Tujuan Tugas — Lanjutkan berita tentang Bank Indonesia yang membeli SBN di pasar perdana, mulai dari kalimat sesudah kalimat terakhir yang ada.

Kutipan Dokumen —
────
Ikut Biayai Defisit, Bank Indonesia Serap SBN di Pasar Perdana
Reporter
Ghoida Rahmah
Editor
Ali Akhmad Noor Hidayat
Kamis, 2 April 2020 06:10 WIB
TEMPO.CO, Jakarta - Bank Indonesia memperoleh kewenangan baru dalam upaya memberikan stimulus ekonomi guna meredam dampak pandemi virus corona (Covid-19). Berdasarkan Peraturan Pemerintah Pengganti Undang-Undang (Perppu) Nomor 1 tahun 2020, bank sentral diizinkan untuk membiayai defisit Anggaran Pendapatan dan Belanja Negara (APBN), melalui penyerapan Surat Berharga Negara (SBN) serta Surat Berharga Syariah Negara (SBSN) di pasar perdana.
“Dalam kondisi normal bank sentral tidak boleh membiayai defisit fiskal, tapi sekarang kita menghadapi kondisi tidak normal,” ujar Gubernur Bank Indonesia Perry Warjiyo, Rabu 1 April 2020. Perry menuturkan saat ini keuangan negara membutuhkan tambahan likuiditas untuk menangani dampak wabah Covid-19, di tengah kondisi perekonomian global yang bergejolak.
Bank Indonesia dalam hal ini dapat masuk mengintervensi saat pasar tidak bisa menyerap kebutuhan SBN atau SBSN. Kondisi yang dimaksud adalah baik ketika jumlah pembelian yang dibutuhkan tidak memadai atau ketika suku bunga melambung tinggi. “Bukan sebagai first lender, tapi sebagai last lender,” katanya. Menurut Perry, pemberian wewenang tambahan itu merupakan langkah antisipasi dalam skenario perekonomian yang memburuk.
Ihwal detil mekanisme, proyeksi kebutuhan penyerapan SBN, dan perhitungan kemampuan bank sentral, kata dia masih dalam proses pembahasan lebih lanjut dengan Kementerian Keuangan. “Untuk teknisnya masih didiskusikan.” Perry menambahkan wewenang luar biasa yang memperkenankan Bank Indonesia dapat membeli surat utang pemerintah di pasar perdana ini juga hanya diperkenankan ketika situasi ekonomi genting atau tidak normal. “Jadi kalau normal ya balik lagi ke undang-undang BI, kami tidak bisa lagi beli di pasar perdana.” Adapun dalam situasi normal selama ini, Bank Indonesia hanya diperbolehkan menangkap surat utang pemerintah yang dilepas investor di pasar sekunder.
────
Data yang Diambil —

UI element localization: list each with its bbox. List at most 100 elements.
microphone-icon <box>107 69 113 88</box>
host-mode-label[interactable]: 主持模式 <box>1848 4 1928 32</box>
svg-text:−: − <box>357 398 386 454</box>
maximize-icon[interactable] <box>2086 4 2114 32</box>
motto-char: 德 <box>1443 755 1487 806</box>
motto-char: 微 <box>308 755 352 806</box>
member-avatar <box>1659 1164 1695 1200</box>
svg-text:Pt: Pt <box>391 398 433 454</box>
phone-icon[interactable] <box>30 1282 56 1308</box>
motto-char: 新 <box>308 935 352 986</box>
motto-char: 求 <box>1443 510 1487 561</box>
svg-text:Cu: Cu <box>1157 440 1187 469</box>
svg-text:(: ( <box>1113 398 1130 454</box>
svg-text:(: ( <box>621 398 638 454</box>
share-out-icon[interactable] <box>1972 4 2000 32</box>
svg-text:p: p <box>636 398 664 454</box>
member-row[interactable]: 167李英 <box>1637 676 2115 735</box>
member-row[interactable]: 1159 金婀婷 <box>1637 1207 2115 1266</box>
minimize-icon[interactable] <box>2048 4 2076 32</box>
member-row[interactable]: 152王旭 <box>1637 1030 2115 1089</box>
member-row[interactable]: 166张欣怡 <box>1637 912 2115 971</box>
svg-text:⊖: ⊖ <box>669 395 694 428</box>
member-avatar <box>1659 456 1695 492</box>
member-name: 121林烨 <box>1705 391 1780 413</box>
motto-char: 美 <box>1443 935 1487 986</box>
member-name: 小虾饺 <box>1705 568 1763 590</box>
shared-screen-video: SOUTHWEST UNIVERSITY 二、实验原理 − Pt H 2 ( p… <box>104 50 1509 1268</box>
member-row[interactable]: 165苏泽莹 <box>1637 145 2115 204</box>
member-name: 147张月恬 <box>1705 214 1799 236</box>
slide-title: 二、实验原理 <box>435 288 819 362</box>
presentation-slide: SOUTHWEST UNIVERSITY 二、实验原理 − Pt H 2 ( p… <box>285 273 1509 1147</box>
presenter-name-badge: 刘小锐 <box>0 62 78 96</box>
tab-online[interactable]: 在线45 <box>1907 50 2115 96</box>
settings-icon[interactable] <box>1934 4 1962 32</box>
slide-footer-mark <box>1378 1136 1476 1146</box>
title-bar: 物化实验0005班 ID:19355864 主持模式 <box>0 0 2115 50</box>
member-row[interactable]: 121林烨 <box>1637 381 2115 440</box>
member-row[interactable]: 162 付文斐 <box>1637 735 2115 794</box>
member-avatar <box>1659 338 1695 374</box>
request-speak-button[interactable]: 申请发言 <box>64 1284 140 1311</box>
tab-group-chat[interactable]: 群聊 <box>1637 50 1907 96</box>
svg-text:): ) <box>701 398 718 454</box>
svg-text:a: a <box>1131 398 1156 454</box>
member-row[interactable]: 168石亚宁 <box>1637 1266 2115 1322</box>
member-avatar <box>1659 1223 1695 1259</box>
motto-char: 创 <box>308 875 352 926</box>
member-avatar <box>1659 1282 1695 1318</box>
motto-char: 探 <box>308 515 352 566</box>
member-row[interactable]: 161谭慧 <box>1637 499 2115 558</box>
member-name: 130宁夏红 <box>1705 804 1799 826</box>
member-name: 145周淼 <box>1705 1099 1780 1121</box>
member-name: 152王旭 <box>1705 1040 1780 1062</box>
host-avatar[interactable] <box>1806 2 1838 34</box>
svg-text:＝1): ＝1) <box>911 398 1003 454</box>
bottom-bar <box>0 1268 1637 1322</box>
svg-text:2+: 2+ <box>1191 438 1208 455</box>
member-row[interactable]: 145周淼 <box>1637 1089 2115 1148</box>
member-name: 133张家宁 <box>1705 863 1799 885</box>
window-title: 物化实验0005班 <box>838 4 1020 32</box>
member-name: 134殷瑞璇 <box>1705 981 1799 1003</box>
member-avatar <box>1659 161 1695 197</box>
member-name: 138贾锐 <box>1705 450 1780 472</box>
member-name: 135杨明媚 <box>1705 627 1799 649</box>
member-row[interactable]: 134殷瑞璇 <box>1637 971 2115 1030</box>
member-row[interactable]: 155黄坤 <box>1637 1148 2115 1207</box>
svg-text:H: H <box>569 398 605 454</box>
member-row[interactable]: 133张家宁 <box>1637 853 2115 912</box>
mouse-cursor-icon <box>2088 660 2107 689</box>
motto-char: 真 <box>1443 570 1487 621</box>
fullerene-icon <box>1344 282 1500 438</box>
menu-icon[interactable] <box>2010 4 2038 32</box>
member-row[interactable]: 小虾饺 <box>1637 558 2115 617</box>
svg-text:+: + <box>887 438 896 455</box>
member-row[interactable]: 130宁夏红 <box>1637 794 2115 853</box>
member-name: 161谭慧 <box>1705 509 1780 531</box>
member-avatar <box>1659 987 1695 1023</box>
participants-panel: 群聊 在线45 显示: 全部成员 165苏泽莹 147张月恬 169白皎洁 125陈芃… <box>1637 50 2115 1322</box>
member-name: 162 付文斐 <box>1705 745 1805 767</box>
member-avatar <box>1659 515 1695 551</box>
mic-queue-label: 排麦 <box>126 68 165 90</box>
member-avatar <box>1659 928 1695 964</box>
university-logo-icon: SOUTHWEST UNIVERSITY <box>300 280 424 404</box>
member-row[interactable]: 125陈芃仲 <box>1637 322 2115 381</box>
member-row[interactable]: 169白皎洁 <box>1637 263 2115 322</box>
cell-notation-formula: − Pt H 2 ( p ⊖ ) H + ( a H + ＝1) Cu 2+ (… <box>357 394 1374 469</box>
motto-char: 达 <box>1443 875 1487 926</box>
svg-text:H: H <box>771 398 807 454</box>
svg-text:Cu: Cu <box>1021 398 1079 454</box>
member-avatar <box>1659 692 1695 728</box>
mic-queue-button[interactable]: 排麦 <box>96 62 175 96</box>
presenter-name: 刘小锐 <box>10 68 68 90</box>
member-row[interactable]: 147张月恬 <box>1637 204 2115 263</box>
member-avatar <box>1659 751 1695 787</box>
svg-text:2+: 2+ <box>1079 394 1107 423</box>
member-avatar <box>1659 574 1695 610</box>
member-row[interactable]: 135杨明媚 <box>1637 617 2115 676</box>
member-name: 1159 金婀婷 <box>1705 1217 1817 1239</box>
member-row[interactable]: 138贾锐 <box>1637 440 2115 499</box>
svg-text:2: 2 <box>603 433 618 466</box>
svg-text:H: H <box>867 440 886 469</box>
────
Jawaban Tugas —
Menteri Keuangan Sri Mulyani Indrawati berujar dalam penerapan mekanisme ini, pemerintah dan bank sentral akan membuat rambu-rambu yang bertanggung jawab. “Kami akan atur secara prudent, menggunakan parameter apa yang disebut kondisi pasar, yield yang rasional dan tidak, juga kami definisikan nanti kapan BI bisa masuk,” ucapnya. Dengan menerapkan prinsip kehati-hatian, maka stabilitas makro ekonomi dan tingkat inflasi diharapkan tetap terjaga.
Sementara itu, kebijakan untuk membuka opsi ini memiliki sejumlah konsekuensi yang harus diwaspadai. Ekonom senior, M. Chatib Basri mengingatkan pembelian obligasi pemerintah oleh bank sentral memiliki risiko yaitu dapat meningkatkan inflasi. “Pemerintah dan BI perlu duduk bersama untuk menentukan berapa inflasi yang memang bisa diterima sebagai biaya,” katanya. Kemudian, baik pemerintah dan otoritas moneter dapat menetapkan berapa besaran obligasi yang nantinya bisa dibeli. “Sebab jika size-nya teramat besar, inflasi akan naik tajam dan juga akan memukul ekonomi kita.”
Ekonom Center of Reform on Economics (CORE) Indonesia, Piter Abdullah mengatakan pola pembelian surat berharga pemerintah oleh bank sentral ini jamak dilakukan di negara-negara lain, atau biasa disebut dengan skema quantitative easing. “Sekarang ini kondisinya kita sangat membutuhkan likuiditas, jadi dibutuhkan pola pembelian SBN oleh BI dengan nilai yang luar biasa,” ujarnya.
Bahkan, menurut Piter tidak menutup kemungkinan dibutuhkan aksi intervensi injeksi likuiditas yang lebih agresif lagi di kemudian hari. “Misalnya bank sentral tidak perlu menunggu sisa obligasi yang tidak terserap, seperti bank sentral AS yang langsung sejak awal membeli saja seluruh obligasi pemerintahnya.”